Lines containing the string "caption" are to be collected in full.

:: Extracted data ::

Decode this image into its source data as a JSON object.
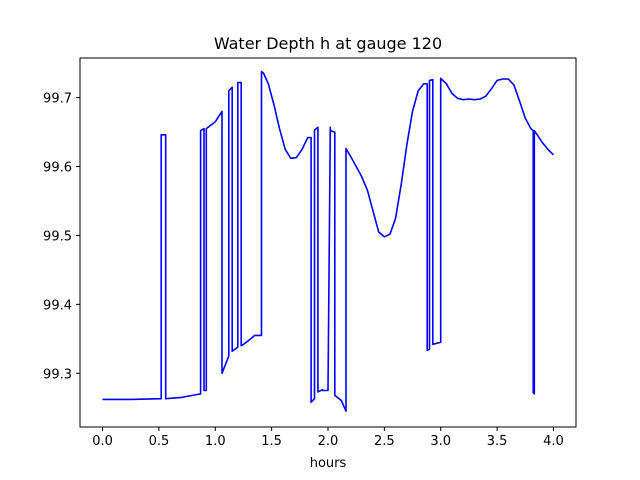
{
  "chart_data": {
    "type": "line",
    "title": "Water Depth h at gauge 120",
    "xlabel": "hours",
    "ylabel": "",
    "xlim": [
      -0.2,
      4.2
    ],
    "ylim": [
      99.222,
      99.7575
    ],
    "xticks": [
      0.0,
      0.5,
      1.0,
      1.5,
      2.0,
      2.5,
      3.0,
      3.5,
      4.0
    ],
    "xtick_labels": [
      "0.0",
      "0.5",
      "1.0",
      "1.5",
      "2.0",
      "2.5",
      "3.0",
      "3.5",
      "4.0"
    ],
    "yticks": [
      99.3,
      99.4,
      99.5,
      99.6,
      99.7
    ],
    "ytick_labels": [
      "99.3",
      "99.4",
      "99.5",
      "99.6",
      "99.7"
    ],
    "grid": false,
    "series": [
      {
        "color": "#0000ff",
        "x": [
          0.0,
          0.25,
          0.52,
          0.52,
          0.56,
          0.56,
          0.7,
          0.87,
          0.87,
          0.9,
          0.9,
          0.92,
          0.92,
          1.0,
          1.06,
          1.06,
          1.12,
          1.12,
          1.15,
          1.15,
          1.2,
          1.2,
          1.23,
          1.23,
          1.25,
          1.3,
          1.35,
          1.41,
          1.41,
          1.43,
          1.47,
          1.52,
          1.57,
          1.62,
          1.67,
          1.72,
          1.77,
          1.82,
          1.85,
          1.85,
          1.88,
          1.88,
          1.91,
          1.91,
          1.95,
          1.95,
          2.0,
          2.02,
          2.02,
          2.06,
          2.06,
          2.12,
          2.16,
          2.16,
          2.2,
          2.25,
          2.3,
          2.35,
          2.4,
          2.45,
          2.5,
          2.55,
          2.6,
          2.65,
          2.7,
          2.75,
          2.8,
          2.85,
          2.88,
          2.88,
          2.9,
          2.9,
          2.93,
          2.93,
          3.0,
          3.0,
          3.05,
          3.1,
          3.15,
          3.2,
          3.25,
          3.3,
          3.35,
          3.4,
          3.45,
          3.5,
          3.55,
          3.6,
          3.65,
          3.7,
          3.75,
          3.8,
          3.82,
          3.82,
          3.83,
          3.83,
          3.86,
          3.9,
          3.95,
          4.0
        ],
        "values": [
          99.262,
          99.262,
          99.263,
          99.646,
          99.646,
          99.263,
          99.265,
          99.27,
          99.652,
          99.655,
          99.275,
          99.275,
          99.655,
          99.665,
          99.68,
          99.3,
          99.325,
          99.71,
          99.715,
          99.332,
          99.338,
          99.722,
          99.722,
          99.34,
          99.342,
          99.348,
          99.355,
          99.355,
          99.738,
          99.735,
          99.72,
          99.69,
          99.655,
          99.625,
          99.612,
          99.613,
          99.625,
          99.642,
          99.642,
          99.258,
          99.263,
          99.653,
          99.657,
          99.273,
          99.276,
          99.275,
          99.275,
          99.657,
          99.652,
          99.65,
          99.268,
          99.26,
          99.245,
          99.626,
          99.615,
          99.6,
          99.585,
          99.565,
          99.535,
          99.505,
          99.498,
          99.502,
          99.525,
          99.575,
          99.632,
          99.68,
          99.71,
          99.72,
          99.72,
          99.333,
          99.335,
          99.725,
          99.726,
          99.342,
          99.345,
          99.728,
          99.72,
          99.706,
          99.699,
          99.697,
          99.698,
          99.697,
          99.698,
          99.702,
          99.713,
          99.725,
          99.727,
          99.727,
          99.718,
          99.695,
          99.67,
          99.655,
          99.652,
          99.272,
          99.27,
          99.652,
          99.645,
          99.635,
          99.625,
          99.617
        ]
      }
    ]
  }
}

:::
:: Extracted data ::

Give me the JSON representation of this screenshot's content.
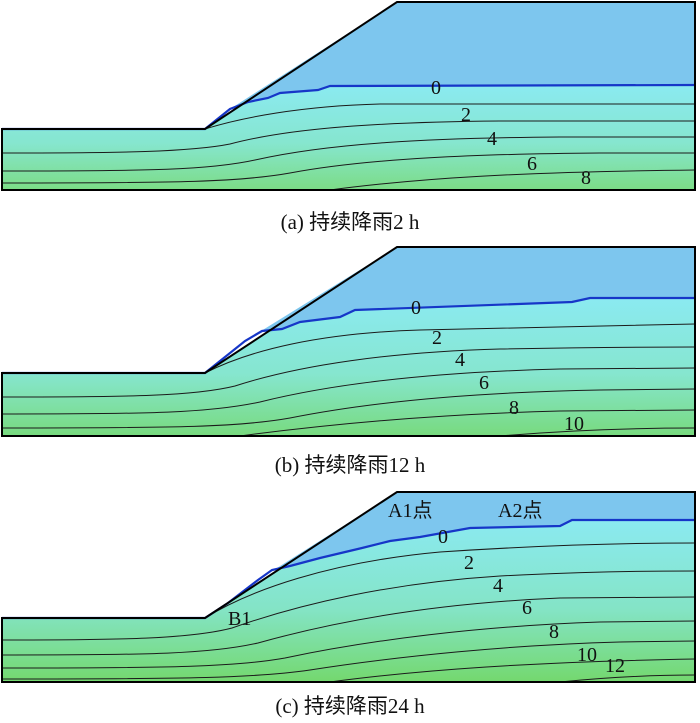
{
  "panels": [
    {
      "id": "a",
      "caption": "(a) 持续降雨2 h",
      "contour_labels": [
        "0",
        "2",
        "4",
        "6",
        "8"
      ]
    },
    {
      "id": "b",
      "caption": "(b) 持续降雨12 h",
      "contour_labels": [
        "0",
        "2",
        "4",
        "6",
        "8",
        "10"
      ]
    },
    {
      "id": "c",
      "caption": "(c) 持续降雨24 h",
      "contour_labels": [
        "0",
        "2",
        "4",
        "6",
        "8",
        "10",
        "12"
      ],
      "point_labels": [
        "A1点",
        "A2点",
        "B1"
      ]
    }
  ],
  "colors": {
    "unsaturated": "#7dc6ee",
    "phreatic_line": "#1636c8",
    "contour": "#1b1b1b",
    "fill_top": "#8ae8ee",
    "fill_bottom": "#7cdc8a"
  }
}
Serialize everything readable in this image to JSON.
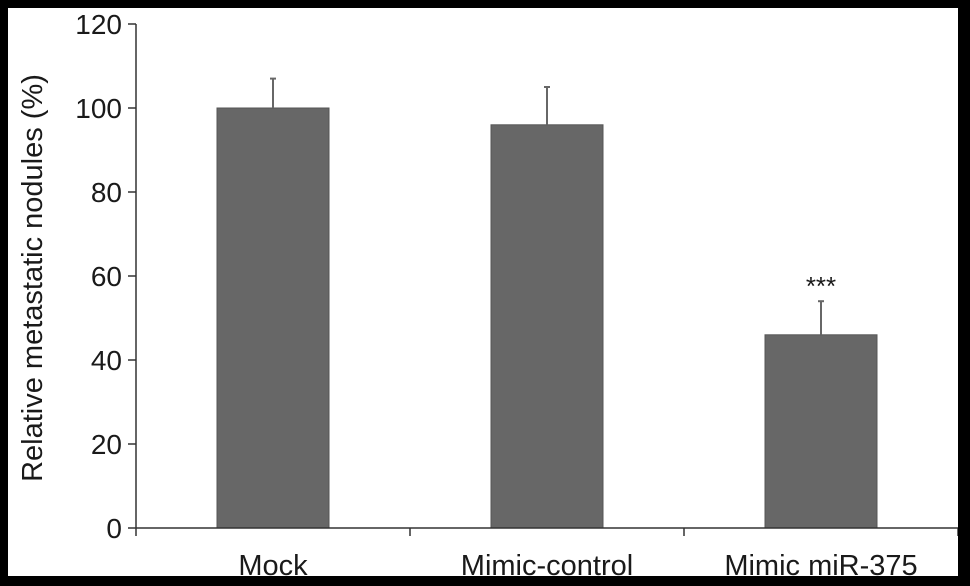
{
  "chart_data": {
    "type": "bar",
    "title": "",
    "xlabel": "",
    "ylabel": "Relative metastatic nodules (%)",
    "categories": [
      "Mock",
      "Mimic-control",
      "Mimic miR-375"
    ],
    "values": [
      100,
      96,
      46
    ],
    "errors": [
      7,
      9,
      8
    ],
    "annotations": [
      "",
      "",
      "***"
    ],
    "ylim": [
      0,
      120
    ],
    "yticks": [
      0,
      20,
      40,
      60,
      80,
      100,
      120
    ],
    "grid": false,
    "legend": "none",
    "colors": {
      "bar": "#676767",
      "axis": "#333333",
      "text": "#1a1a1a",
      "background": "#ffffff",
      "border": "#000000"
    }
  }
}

:::

▶ **Full output**:
      "caption": "(a) 持续降雨2 h",
      "caption": "(b) 持续降雨12 h",
      "caption": "(c) 持续降雨24 h",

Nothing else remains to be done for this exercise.